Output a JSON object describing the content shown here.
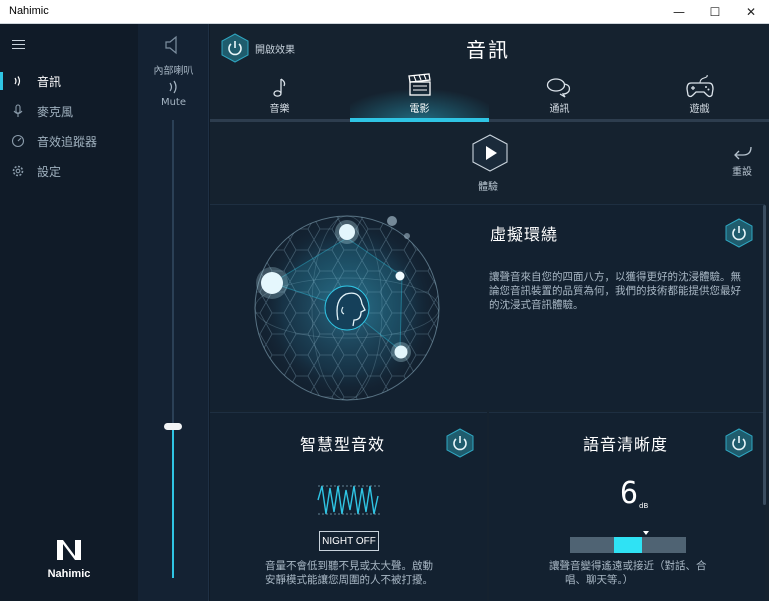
{
  "window": {
    "title": "Nahimic",
    "controls": {
      "minimize": "—",
      "maximize": "☐",
      "close": "✕"
    }
  },
  "sidebar": {
    "items": [
      {
        "label": "音訊",
        "icon": "audio-wave-icon",
        "active": true
      },
      {
        "label": "麥克風",
        "icon": "microphone-icon",
        "active": false
      },
      {
        "label": "音效追蹤器",
        "icon": "sound-tracker-icon",
        "active": false
      },
      {
        "label": "設定",
        "icon": "gear-icon",
        "active": false
      }
    ],
    "logo_text": "Nahimic"
  },
  "volume": {
    "device_label": "內部喇叭",
    "mute_label": "Mute",
    "level": 0.33
  },
  "header": {
    "effects_label": "開啟效果",
    "title": "音訊"
  },
  "tabs": [
    {
      "label": "音樂",
      "icon": "music-note-icon"
    },
    {
      "label": "電影",
      "icon": "clapperboard-icon",
      "active": true
    },
    {
      "label": "通訊",
      "icon": "chat-bubble-icon"
    },
    {
      "label": "遊戲",
      "icon": "gamepad-icon"
    }
  ],
  "toolbar": {
    "play_label": "體驗",
    "reset_label": "重設"
  },
  "surround": {
    "title": "虛擬環繞",
    "description_lines": [
      "讓聲音來自您的四面八方，以獲得更好的沈浸體驗。無",
      "論您音訊裝置的品質為何，我們的技術都能提供您最好",
      "的沈浸式音訊體驗。"
    ]
  },
  "smart_volume": {
    "title": "智慧型音效",
    "mode_button": "NIGHT OFF",
    "description_lines": [
      "音量不會低到聽不見或太大聲。啟動",
      "安靜模式能讓您周圍的人不被打擾。"
    ]
  },
  "voice_clarity": {
    "title": "語音清晰度",
    "value": "6",
    "unit": "dB",
    "level": 0.6,
    "description_lines": [
      "讓聲音變得遙遠或接近（對話、合",
      "唱、聊天等。）"
    ]
  },
  "colors": {
    "accent": "#2fc5e4",
    "background": "#0f1a27",
    "panel": "#132130",
    "power_hex": "#1f5c6d"
  }
}
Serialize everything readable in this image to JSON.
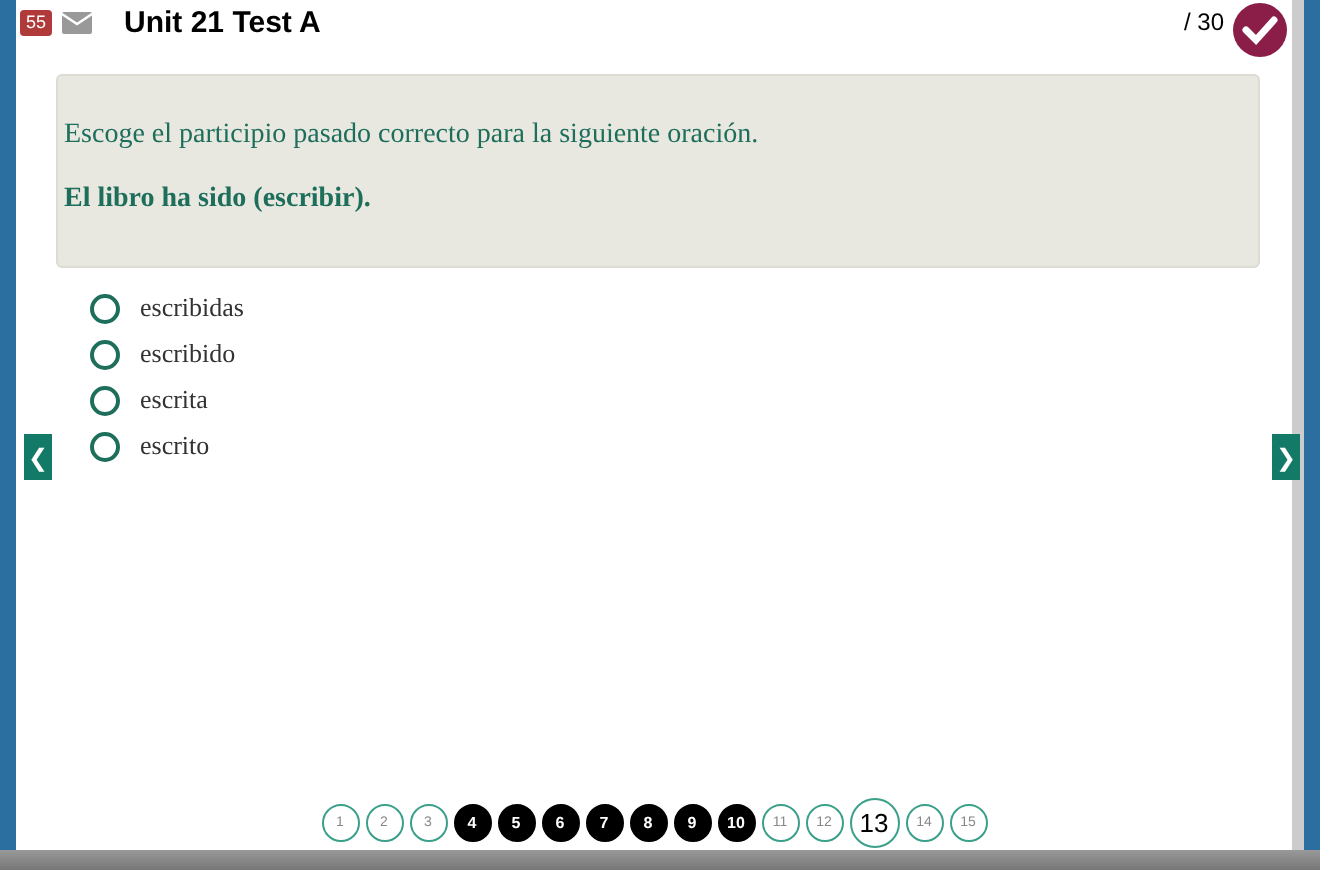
{
  "header": {
    "badge": "55",
    "title": "Unit 21 Test A",
    "score": "/ 30"
  },
  "question": {
    "instruction": "Escoge el participio pasado correcto para la siguiente oración.",
    "prompt": "El libro ha sido (escribir)."
  },
  "options": [
    {
      "label": "escribidas",
      "selected": false
    },
    {
      "label": "escribido",
      "selected": false
    },
    {
      "label": "escrita",
      "selected": false
    },
    {
      "label": "escrito",
      "selected": false
    }
  ],
  "nav": {
    "prev": "❮",
    "next": "❯"
  },
  "pages": [
    {
      "label": "1",
      "answered": false,
      "selected": false
    },
    {
      "label": "2",
      "answered": false,
      "selected": false
    },
    {
      "label": "3",
      "answered": false,
      "selected": false
    },
    {
      "label": "4",
      "answered": true,
      "selected": false
    },
    {
      "label": "5",
      "answered": true,
      "selected": false
    },
    {
      "label": "6",
      "answered": true,
      "selected": false
    },
    {
      "label": "7",
      "answered": true,
      "selected": false
    },
    {
      "label": "8",
      "answered": true,
      "selected": false
    },
    {
      "label": "9",
      "answered": true,
      "selected": false
    },
    {
      "label": "10",
      "answered": true,
      "selected": false
    },
    {
      "label": "11",
      "answered": false,
      "selected": false
    },
    {
      "label": "12",
      "answered": false,
      "selected": false
    },
    {
      "label": "13",
      "answered": false,
      "selected": true
    },
    {
      "label": "14",
      "answered": false,
      "selected": false
    },
    {
      "label": "15",
      "answered": false,
      "selected": false
    }
  ]
}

> **Aim of the task**:
Which lines contain the word "icon"? Return each of them.

> **Reply to the task**:
        "icon": "audio-wave-icon",
        "icon": "microphone-icon",
        "icon": "sound-tracker-icon",
        "icon": "gear-icon",
      "icon": "music-note-icon"
      "icon": "clapperboard-icon",
      "icon": "chat-bubble-icon"
      "icon": "gamepad-icon"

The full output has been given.